All lines holding the string "posted" are to be shown.

.....

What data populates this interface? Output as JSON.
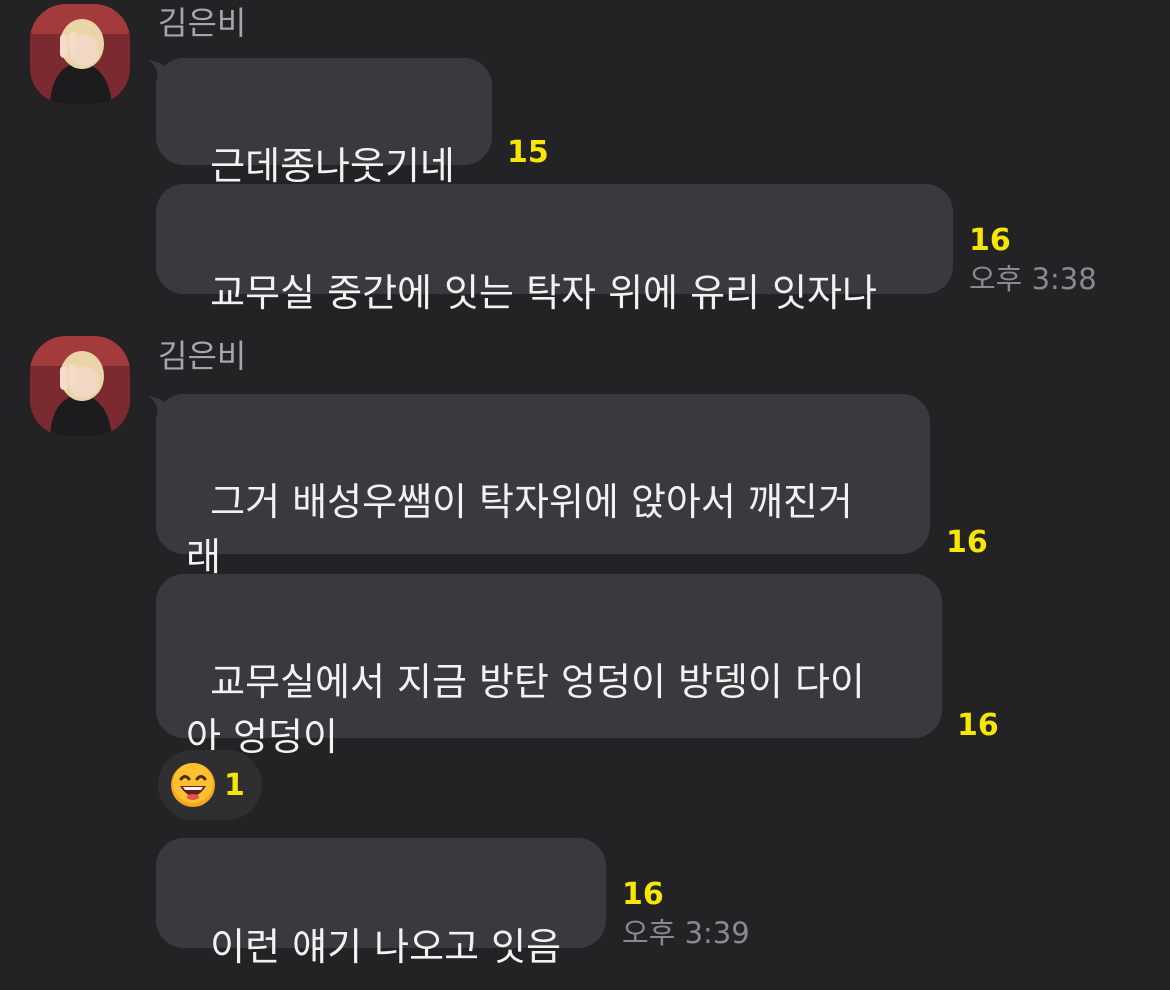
{
  "colors": {
    "background": "#232325",
    "bubble": "#3a3a3e",
    "unread_count": "#f7e600",
    "sender_name": "#a6a6aa",
    "timestamp": "#8a8a8e"
  },
  "groups": [
    {
      "sender": "김은비",
      "avatar_icon": "profile-photo-avatar",
      "messages": [
        {
          "text": "근데종나웃기네",
          "unread": "15"
        },
        {
          "text": "교무실 중간에 잇는 탁자 위에 유리 잇자나",
          "unread": "16",
          "time": "오후 3:38"
        }
      ]
    },
    {
      "sender": "김은비",
      "avatar_icon": "profile-photo-avatar",
      "messages": [
        {
          "text": "그거 배성우쌤이 탁자위에 앉아서 깨진거\n래",
          "unread": "16"
        },
        {
          "text": "교무실에서 지금 방탄 엉덩이 방뎅이 다이\n아 엉덩이",
          "unread": "16"
        },
        {
          "text": "이런 얘기 나오고 잇음",
          "unread": "16",
          "time": "오후 3:39"
        }
      ],
      "reaction": {
        "icon": "grinning-face-emoji",
        "count": "1"
      }
    }
  ]
}
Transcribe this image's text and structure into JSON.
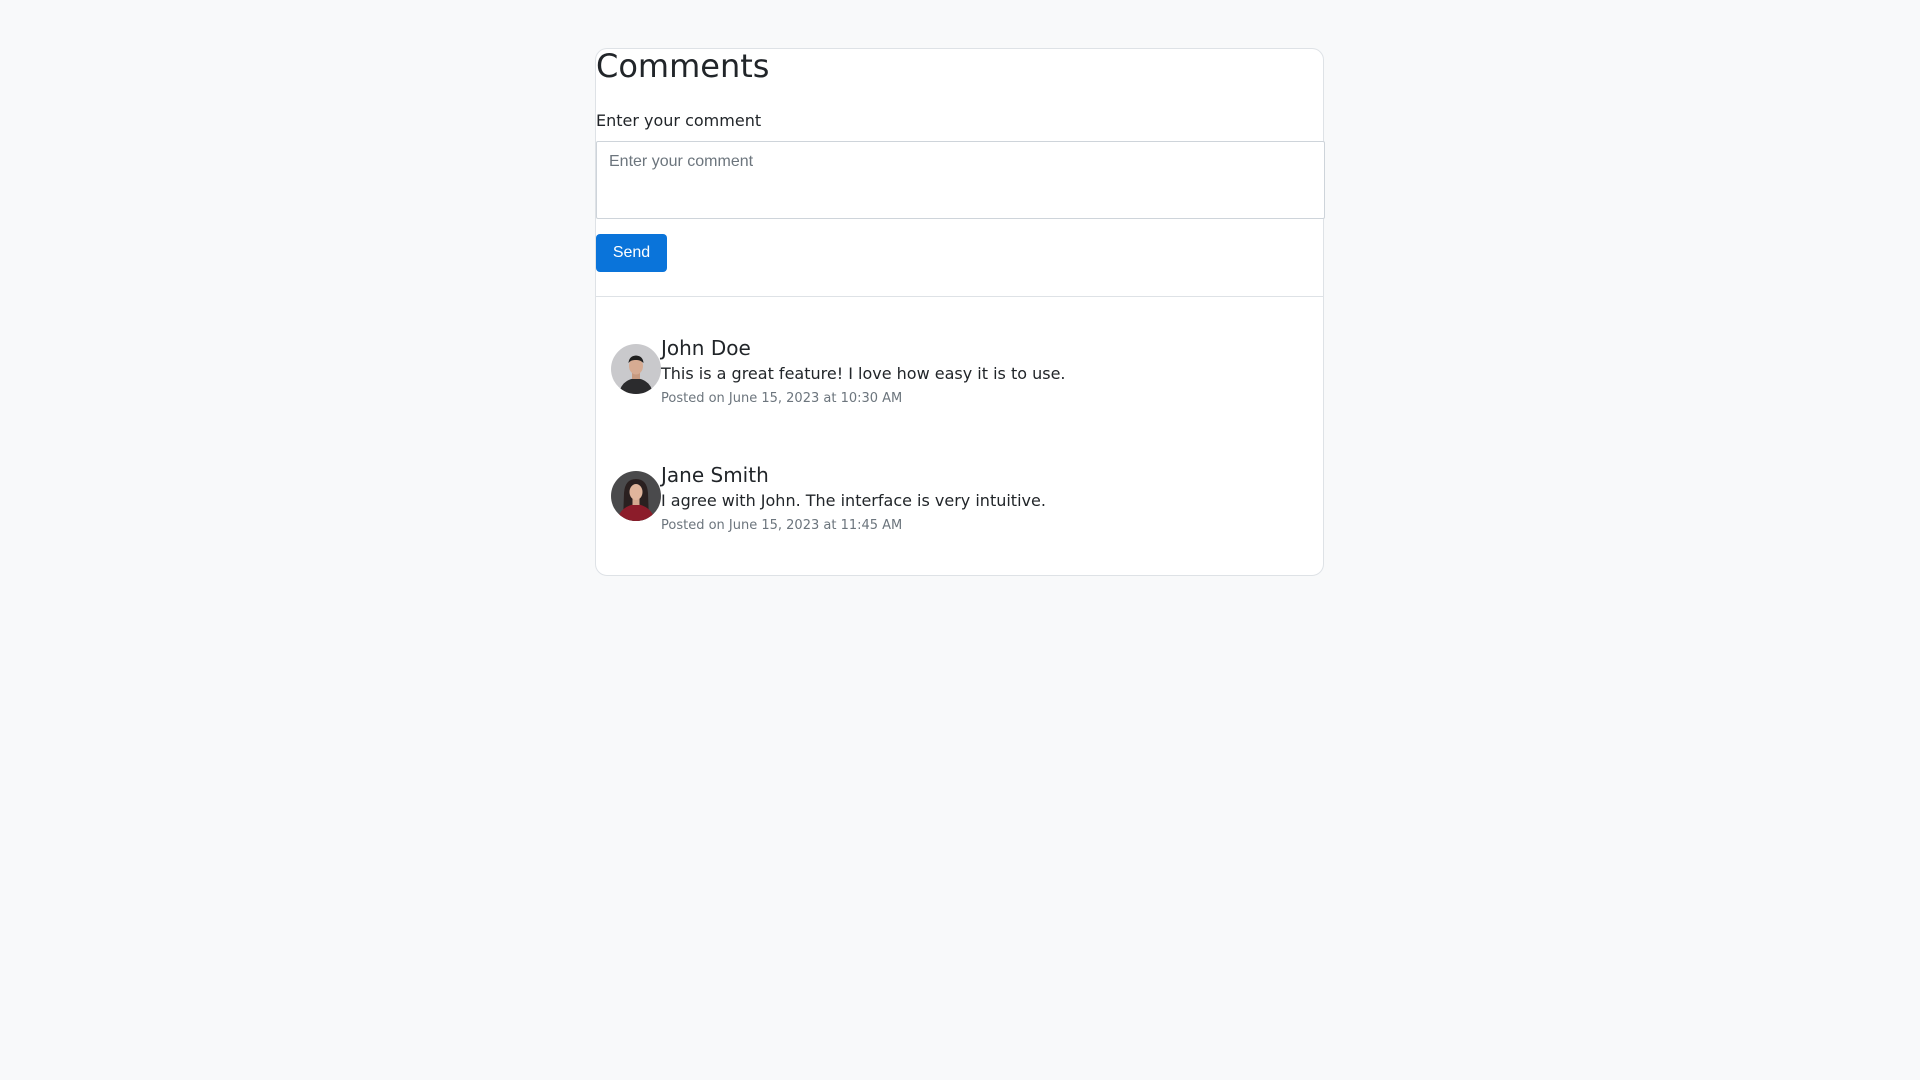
{
  "comments_section": {
    "title": "Comments",
    "input_label": "Enter your comment",
    "input_placeholder": "Enter your comment",
    "input_value": "",
    "send_label": "Send"
  },
  "comments": [
    {
      "author": "John Doe",
      "avatar_icon": "user-avatar-icon",
      "text": "This is a great feature! I love how easy it is to use.",
      "posted": "Posted on June 15, 2023 at 10:30 AM"
    },
    {
      "author": "Jane Smith",
      "avatar_icon": "user-avatar-icon",
      "text": "I agree with John. The interface is very intuitive.",
      "posted": "Posted on June 15, 2023 at 11:45 AM"
    }
  ],
  "colors": {
    "accent": "#0a74da",
    "page_background": "#f8f9fa",
    "muted_text": "#6c757d"
  }
}
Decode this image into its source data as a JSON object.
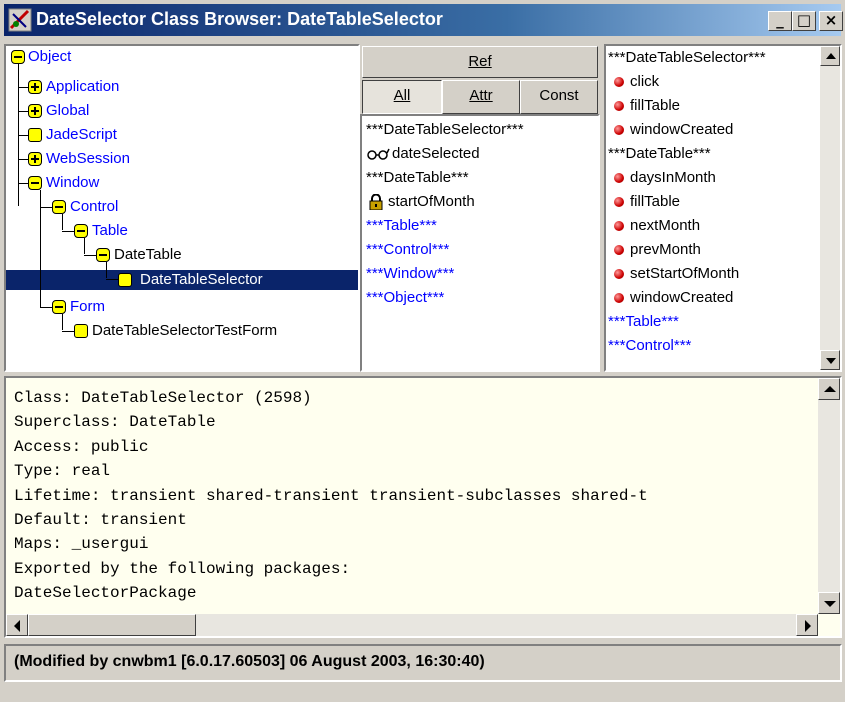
{
  "window": {
    "title": "DateSelector Class Browser: DateTableSelector",
    "minimize_label": "_",
    "maximize_label": "□",
    "close_label": "×"
  },
  "tree": {
    "items": [
      {
        "label": "Object",
        "color": "blue"
      },
      {
        "label": "Application",
        "color": "blue"
      },
      {
        "label": "Global",
        "color": "blue"
      },
      {
        "label": "JadeScript",
        "color": "blue"
      },
      {
        "label": "WebSession",
        "color": "blue"
      },
      {
        "label": "Window",
        "color": "blue"
      },
      {
        "label": "Control",
        "color": "blue"
      },
      {
        "label": "Table",
        "color": "blue"
      },
      {
        "label": "DateTable",
        "color": "black"
      },
      {
        "label": "DateTableSelector",
        "color": "white",
        "selected": true
      },
      {
        "label": "Form",
        "color": "blue"
      },
      {
        "label": "DateTableSelectorTestForm",
        "color": "black"
      }
    ]
  },
  "ref_tabs": {
    "ref": "Ref",
    "all": "All",
    "attr": "Attr",
    "const": "Const"
  },
  "references": [
    {
      "label": "***DateTableSelector***",
      "color": "black"
    },
    {
      "label": "dateSelected",
      "color": "black",
      "icon": "glasses-icon"
    },
    {
      "label": "***DateTable***",
      "color": "black"
    },
    {
      "label": "startOfMonth",
      "color": "black",
      "icon": "lock-icon"
    },
    {
      "label": "***Table***",
      "color": "blue"
    },
    {
      "label": "***Control***",
      "color": "blue"
    },
    {
      "label": "***Window***",
      "color": "blue"
    },
    {
      "label": "***Object***",
      "color": "blue"
    }
  ],
  "methods": [
    {
      "label": "***DateTableSelector***",
      "color": "black",
      "header": true
    },
    {
      "label": "click",
      "color": "black"
    },
    {
      "label": "fillTable",
      "color": "black"
    },
    {
      "label": "windowCreated",
      "color": "black"
    },
    {
      "label": "***DateTable***",
      "color": "black",
      "header": true
    },
    {
      "label": "daysInMonth",
      "color": "black"
    },
    {
      "label": "fillTable",
      "color": "black"
    },
    {
      "label": "nextMonth",
      "color": "black"
    },
    {
      "label": "prevMonth",
      "color": "black"
    },
    {
      "label": "setStartOfMonth",
      "color": "black"
    },
    {
      "label": "windowCreated",
      "color": "black"
    },
    {
      "label": "***Table***",
      "color": "blue",
      "header": true
    },
    {
      "label": "***Control***",
      "color": "blue",
      "header": true
    }
  ],
  "info_lines": [
    "Class: DateTableSelector (2598)",
    "Superclass: DateTable",
    "Access: public",
    "Type: real",
    "Lifetime: transient shared-transient transient-subclasses shared-t",
    "Default: transient",
    "Maps: _usergui",
    "Exported by the following packages:",
    "DateSelectorPackage"
  ],
  "status": "(Modified by cnwbm1 [6.0.17.60503] 06 August 2003, 16:30:40)",
  "colors": {
    "title_bar": "#0a246a",
    "tree_blue": "#0000ff",
    "selection": "#0a246a",
    "info_background": "#ffffef"
  }
}
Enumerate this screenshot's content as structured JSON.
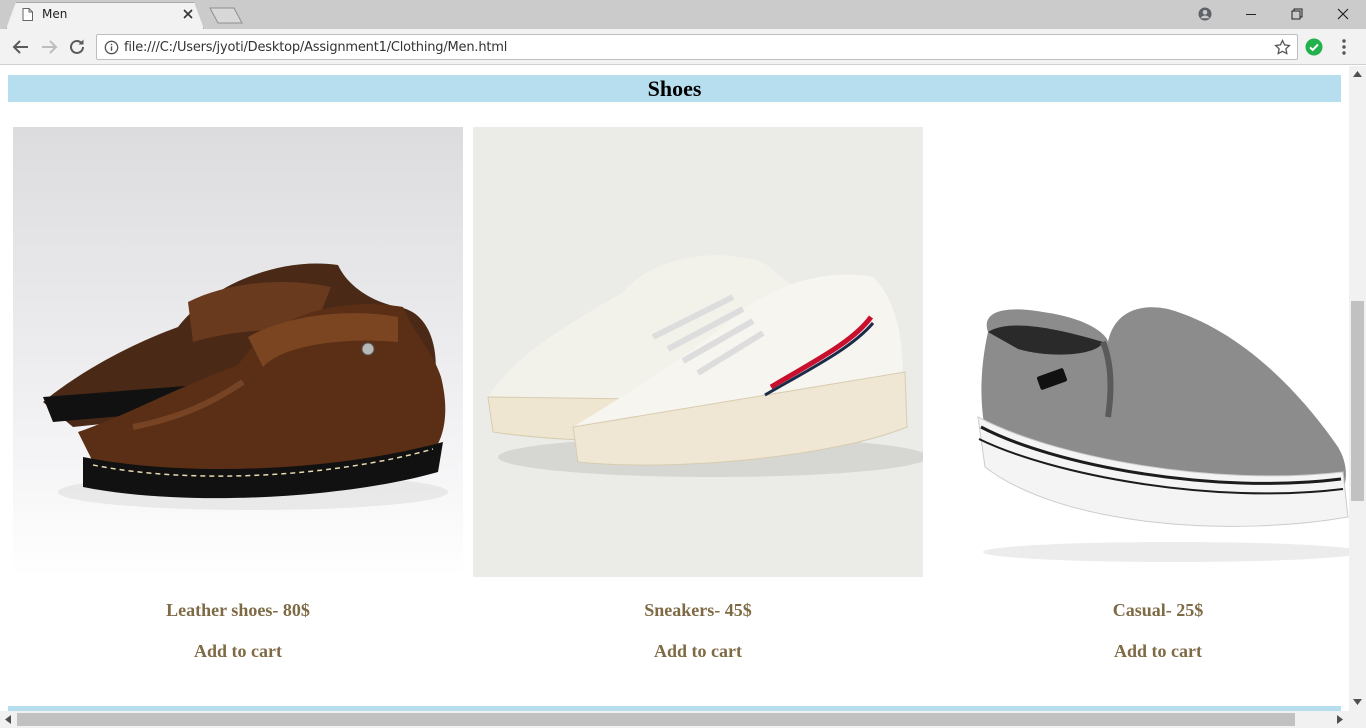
{
  "browser": {
    "tab_title": "Men",
    "url": "file:///C:/Users/jyoti/Desktop/Assignment1/Clothing/Men.html"
  },
  "page": {
    "section_title": "Shoes",
    "products": [
      {
        "name": "Leather shoes- 80$",
        "cart_label": "Add to cart",
        "image": "brown-leather-shoe"
      },
      {
        "name": "Sneakers- 45$",
        "cart_label": "Add to cart",
        "image": "white-sneaker"
      },
      {
        "name": "Casual- 25$",
        "cart_label": "Add to cart",
        "image": "grey-slip-on-shoe"
      }
    ]
  },
  "colors": {
    "header_band": "#b7deef",
    "product_text": "#7e6a45"
  }
}
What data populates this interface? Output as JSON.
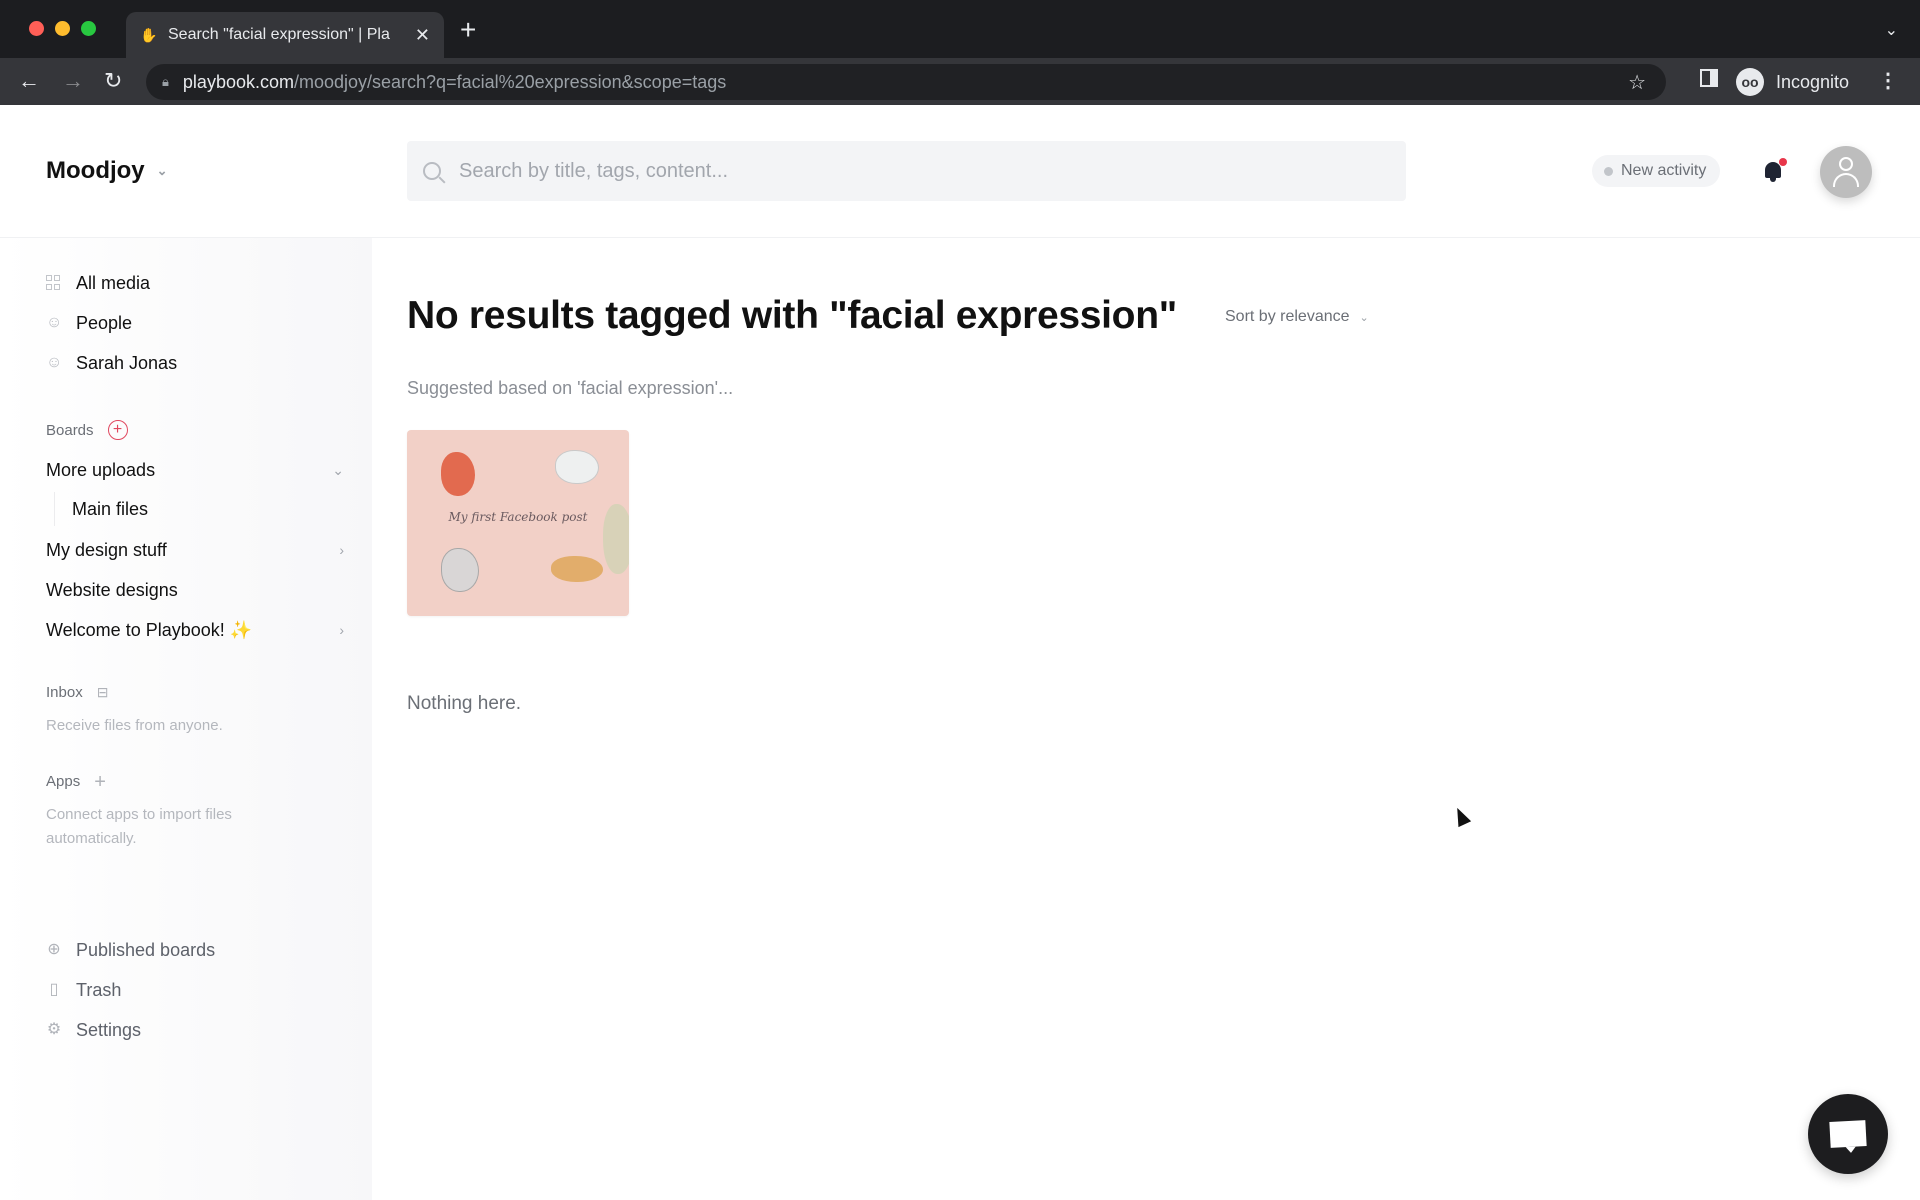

.....

- _Answer to the task_:
      "posted": "Posted on June 15, 2023 at 10:30 AM"
      "posted": "Posted on June 15, 2023 at 11:45 AM"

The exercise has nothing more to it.